◆ **Problem**:
Omit the images. Copy each entry word for word.

— START Data provided —

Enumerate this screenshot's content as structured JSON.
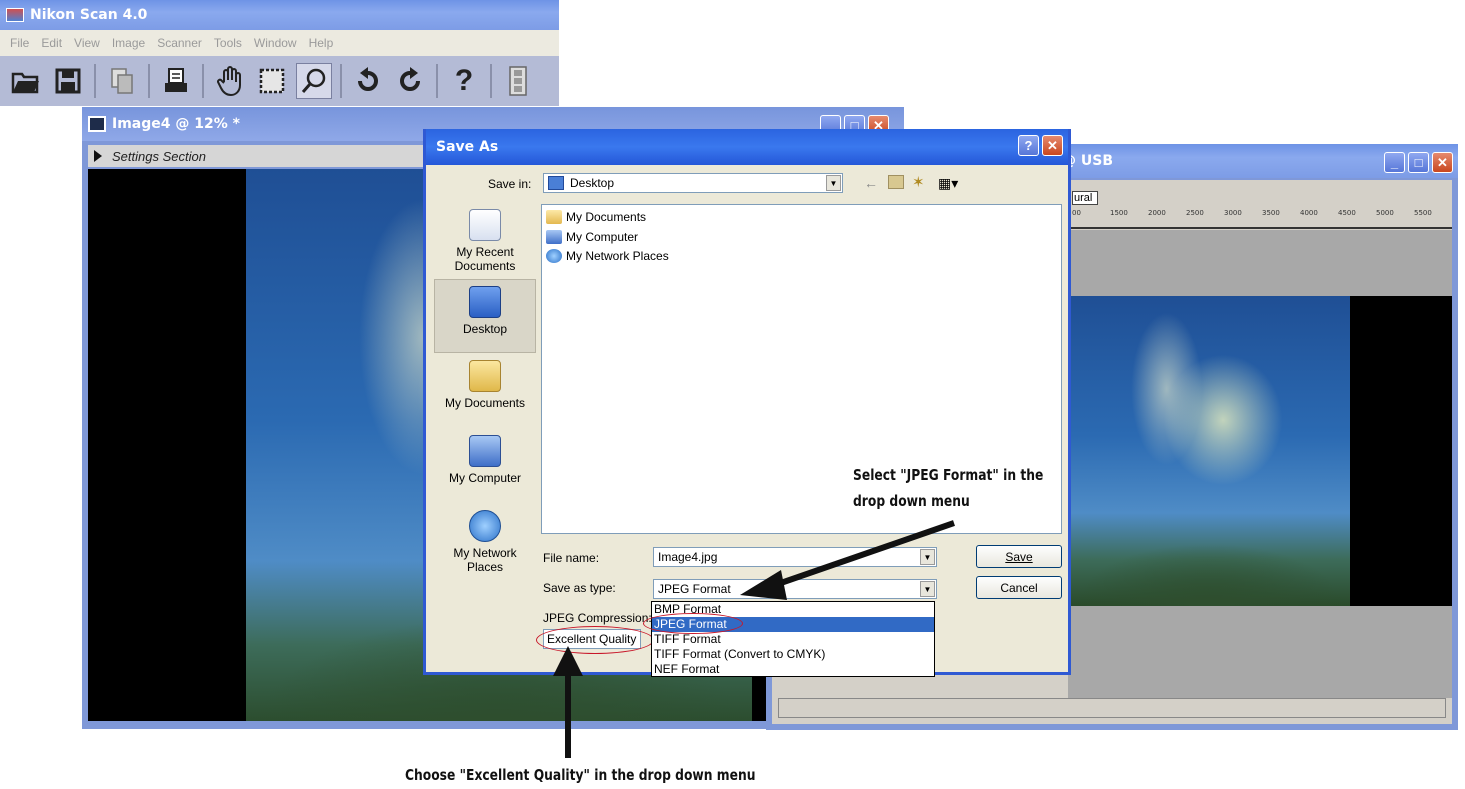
{
  "app": {
    "title": "Nikon Scan 4.0",
    "menu": [
      "File",
      "Edit",
      "View",
      "Image",
      "Scanner",
      "Tools",
      "Window",
      "Help"
    ],
    "toolbar_icons": [
      "open-folder-icon",
      "save-icon",
      "copy-icon",
      "print-icon",
      "hand-tool-icon",
      "crop-icon",
      "zoom-icon",
      "rotate-left-icon",
      "rotate-right-icon",
      "help-icon",
      "filmstrip-icon"
    ]
  },
  "image_window": {
    "title": "Image4 @ 12% *",
    "settings_section": "Settings Section"
  },
  "scanner_window": {
    "title_partial": "@ USB",
    "tab_partial": "ural",
    "ruler_ticks": [
      "00",
      "1500",
      "2000",
      "2500",
      "3000",
      "3500",
      "4000",
      "4500",
      "5000",
      "5500"
    ]
  },
  "dialog": {
    "title": "Save As",
    "save_in_label": "Save in:",
    "save_in_value": "Desktop",
    "places": [
      {
        "label": "My Recent Documents",
        "icon": "recent-documents-icon"
      },
      {
        "label": "Desktop",
        "icon": "desktop-icon"
      },
      {
        "label": "My Documents",
        "icon": "my-documents-icon"
      },
      {
        "label": "My Computer",
        "icon": "my-computer-icon"
      },
      {
        "label": "My Network Places",
        "icon": "network-places-icon"
      }
    ],
    "files": [
      "My Documents",
      "My Computer",
      "My Network Places"
    ],
    "file_name_label": "File name:",
    "file_name_value": "Image4.jpg",
    "save_type_label": "Save as type:",
    "save_type_value": "JPEG Format",
    "save_button": "Save",
    "cancel_button": "Cancel",
    "jpeg_compression_label": "JPEG Compression:",
    "quality_value": "Excellent Quality",
    "type_options": [
      "BMP Format",
      "JPEG Format",
      "TIFF Format",
      "TIFF Format (Convert to CMYK)",
      "NEF Format"
    ],
    "selected_type_index": 1
  },
  "annotations": {
    "jpeg_note_line1": "Select \"JPEG Format\" in the",
    "jpeg_note_line2": "drop down menu",
    "quality_note": "Choose \"Excellent Quality\" in the drop down menu"
  },
  "colors": {
    "xp_blue": "#2b64e0",
    "selection": "#316ac5",
    "highlight_oval": "#c8182a"
  }
}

— END Data provided —

◆ **Output of the task**:
Enumerate this screenshot's content as structured JSON.
{
  "app": {
    "title": "Nikon Scan 4.0",
    "menu": [
      "File",
      "Edit",
      "View",
      "Image",
      "Scanner",
      "Tools",
      "Window",
      "Help"
    ],
    "toolbar_icons": [
      "open-folder-icon",
      "save-icon",
      "copy-icon",
      "print-icon",
      "hand-tool-icon",
      "crop-icon",
      "zoom-icon",
      "rotate-left-icon",
      "rotate-right-icon",
      "help-icon",
      "filmstrip-icon"
    ]
  },
  "image_window": {
    "title": "Image4 @ 12% *",
    "settings_section": "Settings Section"
  },
  "scanner_window": {
    "title_partial": "@ USB",
    "tab_partial": "ural",
    "ruler_ticks": [
      "00",
      "1500",
      "2000",
      "2500",
      "3000",
      "3500",
      "4000",
      "4500",
      "5000",
      "5500"
    ]
  },
  "dialog": {
    "title": "Save As",
    "save_in_label": "Save in:",
    "save_in_value": "Desktop",
    "places": [
      {
        "label": "My Recent Documents",
        "icon": "recent-documents-icon"
      },
      {
        "label": "Desktop",
        "icon": "desktop-icon"
      },
      {
        "label": "My Documents",
        "icon": "my-documents-icon"
      },
      {
        "label": "My Computer",
        "icon": "my-computer-icon"
      },
      {
        "label": "My Network Places",
        "icon": "network-places-icon"
      }
    ],
    "files": [
      "My Documents",
      "My Computer",
      "My Network Places"
    ],
    "file_name_label": "File name:",
    "file_name_value": "Image4.jpg",
    "save_type_label": "Save as type:",
    "save_type_value": "JPEG Format",
    "save_button": "Save",
    "cancel_button": "Cancel",
    "jpeg_compression_label": "JPEG Compression:",
    "quality_value": "Excellent Quality",
    "type_options": [
      "BMP Format",
      "JPEG Format",
      "TIFF Format",
      "TIFF Format (Convert to CMYK)",
      "NEF Format"
    ],
    "selected_type_index": 1
  },
  "annotations": {
    "jpeg_note_line1": "Select \"JPEG Format\" in the",
    "jpeg_note_line2": "drop down menu",
    "quality_note": "Choose \"Excellent Quality\" in the drop down menu"
  },
  "colors": {
    "xp_blue": "#2b64e0",
    "selection": "#316ac5",
    "highlight_oval": "#c8182a"
  }
}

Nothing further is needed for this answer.